- [Document passage]:

By Ellen Andersen
It was a beautiful day so I took my basset, Petey, for a walk. We headed down the cul-de-sac and saw my neighbor, Bonnie, walking her dog, Hattie. Hattie’s a brownish-red pug who’s about three. When Petey spotted her, he got excited.
“You can say hi,” I said. We headed toward them and Petey lunged, pulling me down. Bonnie tried to catch me but it happened so fast, she couldn’t. Because I’d had one hand on the leash, I couldn’t block my fall, so I hit the pavement face first. Twice. I screamed out in pain. Bonnie grabbed hold of me, held me still, and told me to stay down, not wanting me to injure myself even worse. Francis, another neighbor, came out and pretty soon they had a pillow under my head, cold compresses on my face, and two blankets over the rest of me.
I’m not sure how long it was before I said, “I can’t believe I’m lying out here in the middle of the street.”
“It’s okay. We’ve got you. Just lie there” Francis said.
“Don’t get up. I don’t want you to hurt yourself any worse.” Bonnie said. She then
volunteered to take Petey home.

- [Information supplied]:
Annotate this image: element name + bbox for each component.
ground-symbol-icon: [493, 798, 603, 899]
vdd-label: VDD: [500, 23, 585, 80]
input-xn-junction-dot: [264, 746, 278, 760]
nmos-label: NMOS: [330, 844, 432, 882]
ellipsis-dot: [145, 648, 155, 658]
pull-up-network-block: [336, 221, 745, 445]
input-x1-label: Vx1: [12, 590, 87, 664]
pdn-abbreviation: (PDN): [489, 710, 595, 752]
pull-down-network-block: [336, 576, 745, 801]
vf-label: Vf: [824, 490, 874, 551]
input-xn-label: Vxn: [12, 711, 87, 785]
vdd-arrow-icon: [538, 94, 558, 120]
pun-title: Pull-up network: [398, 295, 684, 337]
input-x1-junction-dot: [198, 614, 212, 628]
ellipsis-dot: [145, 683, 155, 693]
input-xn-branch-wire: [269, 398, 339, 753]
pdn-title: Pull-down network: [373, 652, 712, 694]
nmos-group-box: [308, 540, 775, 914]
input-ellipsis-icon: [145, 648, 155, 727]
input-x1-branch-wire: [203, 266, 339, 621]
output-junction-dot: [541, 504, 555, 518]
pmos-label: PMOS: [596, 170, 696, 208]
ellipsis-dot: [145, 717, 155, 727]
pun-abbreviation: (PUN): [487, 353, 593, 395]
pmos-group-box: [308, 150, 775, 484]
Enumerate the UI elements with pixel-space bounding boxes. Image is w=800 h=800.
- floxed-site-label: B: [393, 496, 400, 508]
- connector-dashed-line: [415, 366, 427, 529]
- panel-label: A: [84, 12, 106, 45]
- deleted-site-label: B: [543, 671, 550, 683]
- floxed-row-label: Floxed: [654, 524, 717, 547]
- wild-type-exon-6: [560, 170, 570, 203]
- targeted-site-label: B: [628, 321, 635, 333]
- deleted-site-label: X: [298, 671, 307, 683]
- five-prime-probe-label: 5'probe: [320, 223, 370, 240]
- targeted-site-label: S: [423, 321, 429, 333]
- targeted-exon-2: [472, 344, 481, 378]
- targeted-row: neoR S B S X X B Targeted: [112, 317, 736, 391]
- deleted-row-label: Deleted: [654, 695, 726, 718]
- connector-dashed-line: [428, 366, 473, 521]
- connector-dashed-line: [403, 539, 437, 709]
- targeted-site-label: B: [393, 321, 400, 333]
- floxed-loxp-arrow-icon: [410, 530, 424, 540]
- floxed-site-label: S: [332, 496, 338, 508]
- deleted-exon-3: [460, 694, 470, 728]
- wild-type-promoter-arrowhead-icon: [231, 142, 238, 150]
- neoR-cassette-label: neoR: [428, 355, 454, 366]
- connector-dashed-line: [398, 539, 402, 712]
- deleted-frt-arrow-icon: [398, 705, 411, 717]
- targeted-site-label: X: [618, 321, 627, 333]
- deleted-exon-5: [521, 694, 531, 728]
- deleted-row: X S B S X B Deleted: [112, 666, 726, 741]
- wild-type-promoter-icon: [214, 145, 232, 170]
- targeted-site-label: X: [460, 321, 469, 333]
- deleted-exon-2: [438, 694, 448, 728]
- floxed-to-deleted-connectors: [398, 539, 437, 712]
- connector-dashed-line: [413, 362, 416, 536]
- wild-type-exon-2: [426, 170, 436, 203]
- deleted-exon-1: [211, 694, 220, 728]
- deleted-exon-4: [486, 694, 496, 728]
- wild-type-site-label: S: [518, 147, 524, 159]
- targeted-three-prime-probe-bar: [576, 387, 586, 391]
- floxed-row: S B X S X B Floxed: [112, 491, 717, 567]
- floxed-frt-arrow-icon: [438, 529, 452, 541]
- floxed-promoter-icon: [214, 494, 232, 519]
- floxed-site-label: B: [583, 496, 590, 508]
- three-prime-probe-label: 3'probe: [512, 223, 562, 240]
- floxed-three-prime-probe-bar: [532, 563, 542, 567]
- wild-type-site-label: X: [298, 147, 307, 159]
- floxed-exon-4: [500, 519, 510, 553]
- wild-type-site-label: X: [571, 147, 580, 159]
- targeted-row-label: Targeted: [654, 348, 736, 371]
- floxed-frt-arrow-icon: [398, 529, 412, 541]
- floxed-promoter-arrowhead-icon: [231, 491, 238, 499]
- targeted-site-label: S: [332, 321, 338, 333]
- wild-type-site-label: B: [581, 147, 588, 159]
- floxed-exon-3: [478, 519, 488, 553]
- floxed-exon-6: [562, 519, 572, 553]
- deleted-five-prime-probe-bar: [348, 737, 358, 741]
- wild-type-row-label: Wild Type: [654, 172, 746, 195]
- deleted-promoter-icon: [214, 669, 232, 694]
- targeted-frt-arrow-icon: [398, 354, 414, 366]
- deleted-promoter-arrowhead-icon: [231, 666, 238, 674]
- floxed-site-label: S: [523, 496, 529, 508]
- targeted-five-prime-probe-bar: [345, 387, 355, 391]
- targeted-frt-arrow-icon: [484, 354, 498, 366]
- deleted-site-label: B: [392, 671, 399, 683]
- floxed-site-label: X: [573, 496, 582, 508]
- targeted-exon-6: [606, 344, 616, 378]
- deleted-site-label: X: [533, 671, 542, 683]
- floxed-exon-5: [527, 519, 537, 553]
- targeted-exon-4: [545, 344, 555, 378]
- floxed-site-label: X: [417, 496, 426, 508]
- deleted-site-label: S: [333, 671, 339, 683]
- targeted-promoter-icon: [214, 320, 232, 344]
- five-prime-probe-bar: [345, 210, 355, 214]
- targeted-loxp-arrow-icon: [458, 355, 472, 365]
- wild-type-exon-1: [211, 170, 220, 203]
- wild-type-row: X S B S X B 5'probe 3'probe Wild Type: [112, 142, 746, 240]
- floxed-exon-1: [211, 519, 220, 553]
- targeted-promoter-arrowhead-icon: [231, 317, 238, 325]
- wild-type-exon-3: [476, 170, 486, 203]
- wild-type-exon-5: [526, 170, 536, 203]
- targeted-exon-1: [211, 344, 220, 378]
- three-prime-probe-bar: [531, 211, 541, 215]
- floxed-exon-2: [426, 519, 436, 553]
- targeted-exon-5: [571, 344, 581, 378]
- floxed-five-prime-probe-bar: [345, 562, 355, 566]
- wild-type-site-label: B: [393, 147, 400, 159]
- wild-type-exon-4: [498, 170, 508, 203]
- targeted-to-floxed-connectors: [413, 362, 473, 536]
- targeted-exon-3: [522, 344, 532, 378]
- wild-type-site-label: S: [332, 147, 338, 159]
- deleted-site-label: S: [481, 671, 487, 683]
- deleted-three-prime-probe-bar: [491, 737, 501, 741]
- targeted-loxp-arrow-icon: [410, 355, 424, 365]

- [Aim of the task]: Rewrite the part of the story of the walk with Petey that opens with the words containing "By Ellen Andersen" and closes with "rest of me.", switching "pavement" to "asphalt". Use only the story of the walk with Petey, not the items.

- [Correct result]:
By Ellen Andersen
It was a beautiful day so I took my basset, Petey, for a walk. We headed down the cul-de-sac and saw my neighbor, Bonnie, walking her dog, Hattie. Hattie’s a brownish-red pug who’s about three. When Petey spotted her, he got excited.
“You can say hi,” I said. We headed toward them and Petey lunged, pulling me down. Bonnie tried to catch me but it happened so fast, she couldn’t. Because I’d had one hand on the leash, I couldn’t block my fall, so I hit the asphalt face first. Twice. I screamed out in pain. Bonnie grabbed hold of me, held me still, and told me to stay down, not wanting me to injure myself even worse. Francis, another neighbor, came out and pretty soon they had a pillow under my head, cold compresses on my face, and two blankets over the rest of me.